In the first, Kaladin has been allowed enormous justification to say "Screw those guys, I have a chance to save myself and my friends." But the ethos he has been building up to is all about selfless action independent of consequence. So it's not a twist or surprise that he decides to sacrifice, but it is very satisfying because of how much value has been placed on what he's risking.

In the second, Dalinar's entire arc through WoK is the conflict between his personal ethical compulsion (represented by the Way of Kings) and the ethos of the society he's a part of. And the book does a pretty good job of making us feel how hard it is to seriously break from that, represented by the concerns of his son. So when he gives up his shard blade, which represents ultimate value in Alethi society, for the freedom of a bunch of slaves, considered worthless in Alethi society, it's surprising and satisfying to see him make that breakthrough, especially given how unexpected it is to the beneficiaries of that decision. Even though it may seem like the obvious moral decision.

# DATA LINES
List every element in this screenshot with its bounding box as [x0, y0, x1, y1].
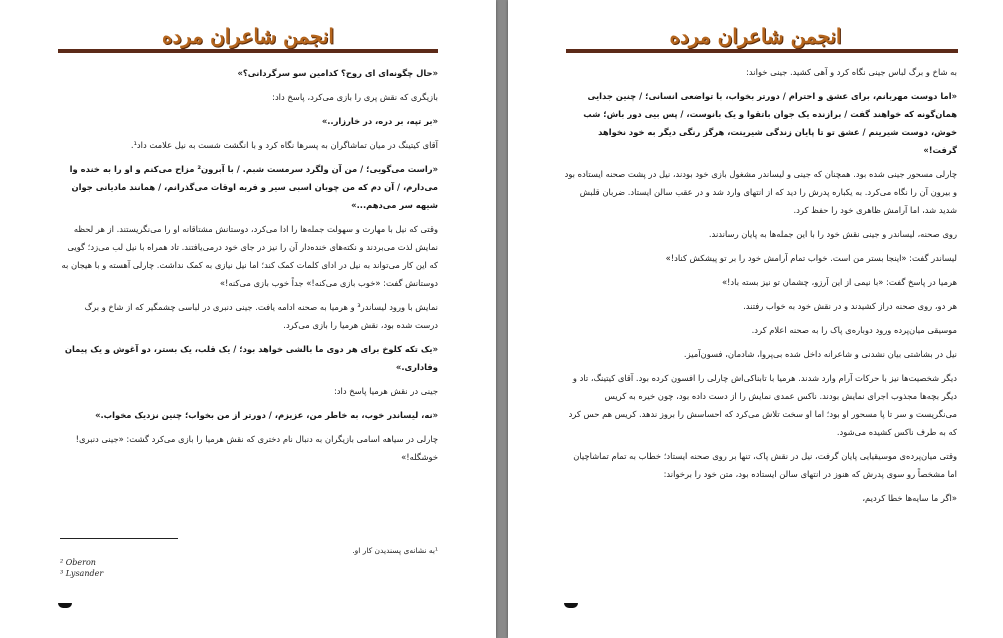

# WHAT THE TASK ASKS
Continue the passage on Kaladin's and Dalinar's sacrifices from its last sentence. The material above comes from a separate source and has no connection to the passage on Kaladin's and Dalinar's sacrifices.

# FINAL RESULT
Both of those decisions are the climactic fruition of the primary protagonists' character development throughout the book. So the fact that you only saw the end of the book as a series of "M Night Shamalan twists", tells me you're not connecting with the characters in a way that is necessary to really reap the best aspects of the series.
This is a fair analysis. And again, I agree, it's my fault for not connecting here.

Spoiler:
"tells me you're not connecting with the characters in a way that is necessary to really reap the best aspects of the series" is spot on, imo. I feel nothing for any of these characters. If WoR starts with all of them dying, I don't know if it will affect me much. On the other hand, I was nearly in tears and physically angry over the deaths in A Song of Ice and Fire.

I know that when Kaladin goes back to save Dalinar, I was supposed to think "Wow, what an amazing sacrifice and a huge step forward." What I actually thought was closer to "Well, yeah, Kaladin has been obnoxiously perfect and righteous this whole book. Of course the guy who refused a shardblade because it had been used to kill people wasn't going to let a bunch of people get slaughtered." The second Dalinar got abandoned, I think I probably could have sketched out a rough outline of what was going to happen next.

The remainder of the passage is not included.